→ **Task objective**:
Each line containing the word "JSON" must be collected.

Dataset rows:
* begin *
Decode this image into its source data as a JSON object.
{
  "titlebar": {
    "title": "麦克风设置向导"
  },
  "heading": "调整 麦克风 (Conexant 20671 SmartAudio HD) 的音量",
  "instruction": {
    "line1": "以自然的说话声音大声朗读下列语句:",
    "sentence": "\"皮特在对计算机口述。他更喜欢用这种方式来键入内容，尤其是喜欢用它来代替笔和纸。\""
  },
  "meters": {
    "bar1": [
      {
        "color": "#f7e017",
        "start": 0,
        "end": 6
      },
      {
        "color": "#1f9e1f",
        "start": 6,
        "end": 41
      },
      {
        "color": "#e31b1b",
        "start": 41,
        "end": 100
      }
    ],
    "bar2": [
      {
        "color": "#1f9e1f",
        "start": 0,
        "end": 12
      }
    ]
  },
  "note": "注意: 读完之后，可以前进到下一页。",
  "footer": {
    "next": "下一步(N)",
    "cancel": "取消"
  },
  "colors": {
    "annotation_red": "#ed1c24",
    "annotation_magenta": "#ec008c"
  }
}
* end *
* begin *
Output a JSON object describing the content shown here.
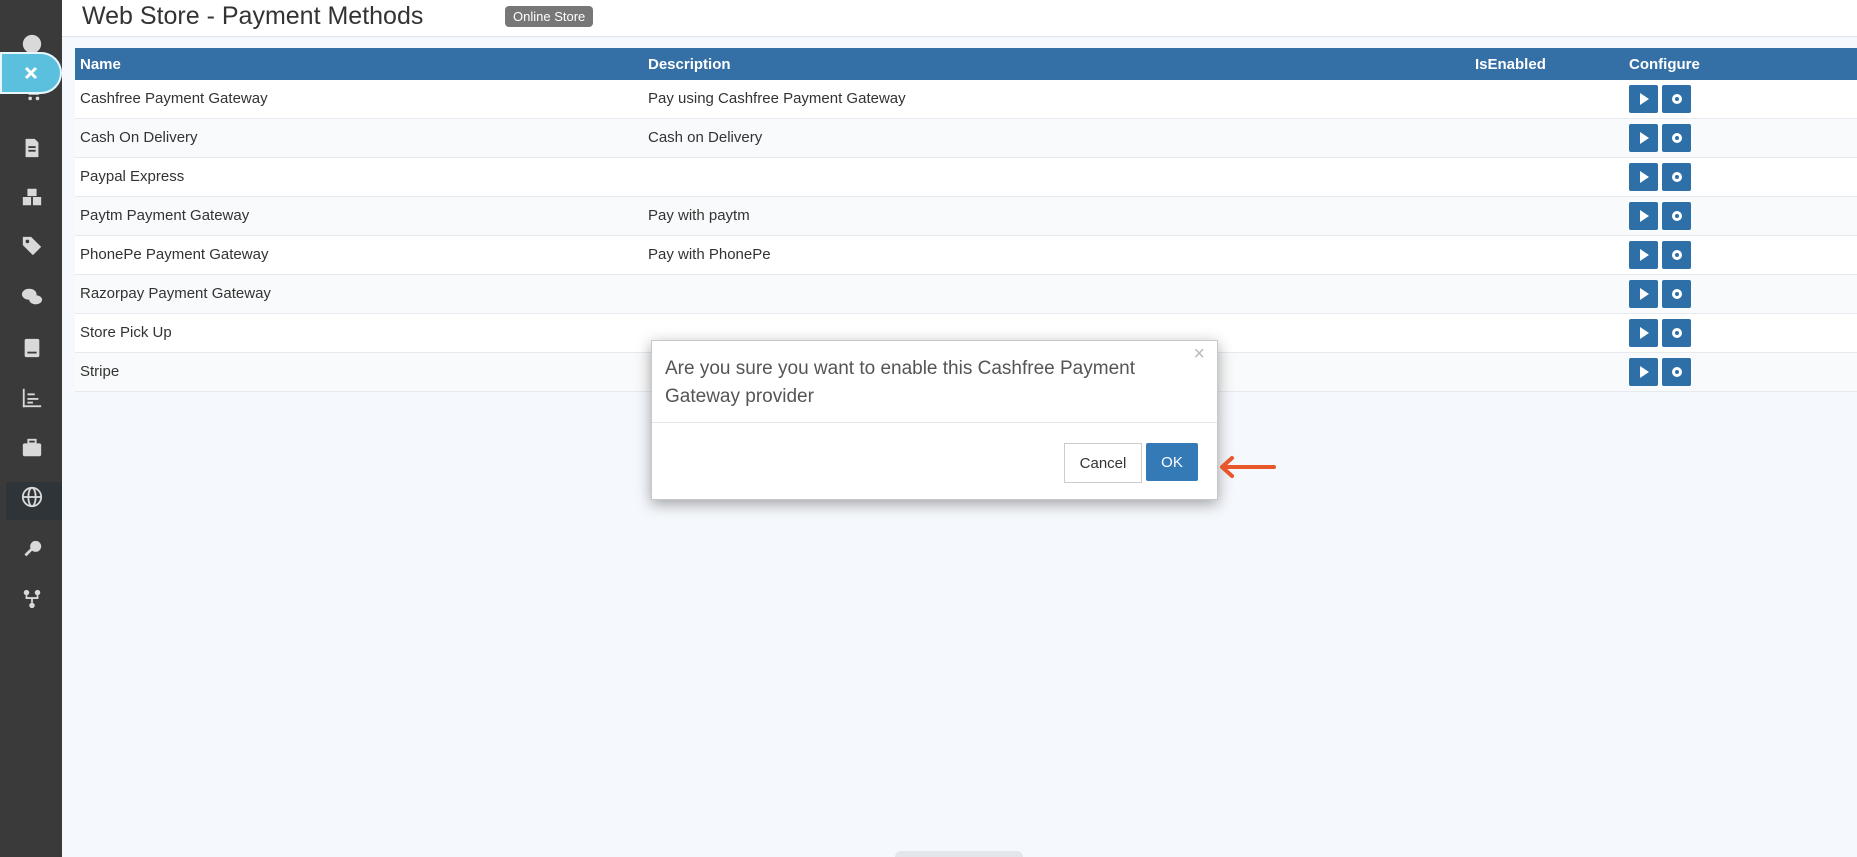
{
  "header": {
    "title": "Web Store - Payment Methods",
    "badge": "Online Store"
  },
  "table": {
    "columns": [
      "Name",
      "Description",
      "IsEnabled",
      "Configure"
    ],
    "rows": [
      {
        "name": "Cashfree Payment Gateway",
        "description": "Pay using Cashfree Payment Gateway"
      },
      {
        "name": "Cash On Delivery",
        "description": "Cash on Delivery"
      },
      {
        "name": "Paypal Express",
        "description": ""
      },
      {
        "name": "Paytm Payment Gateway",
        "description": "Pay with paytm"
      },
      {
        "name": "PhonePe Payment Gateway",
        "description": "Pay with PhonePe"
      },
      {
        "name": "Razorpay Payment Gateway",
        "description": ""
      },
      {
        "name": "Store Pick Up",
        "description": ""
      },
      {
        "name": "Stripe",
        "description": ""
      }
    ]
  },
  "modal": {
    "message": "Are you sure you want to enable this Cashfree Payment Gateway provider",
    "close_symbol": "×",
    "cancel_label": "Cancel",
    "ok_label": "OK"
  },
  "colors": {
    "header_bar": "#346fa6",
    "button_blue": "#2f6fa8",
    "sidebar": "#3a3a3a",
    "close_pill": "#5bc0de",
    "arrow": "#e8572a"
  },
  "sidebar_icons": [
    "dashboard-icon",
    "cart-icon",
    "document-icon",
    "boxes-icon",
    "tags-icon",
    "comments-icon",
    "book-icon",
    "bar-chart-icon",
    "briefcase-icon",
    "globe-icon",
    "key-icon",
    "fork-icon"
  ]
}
* end *
→ **Task result**:
Decode this image into its source data as a JSON object.
Output a JSON object describing the content shown here.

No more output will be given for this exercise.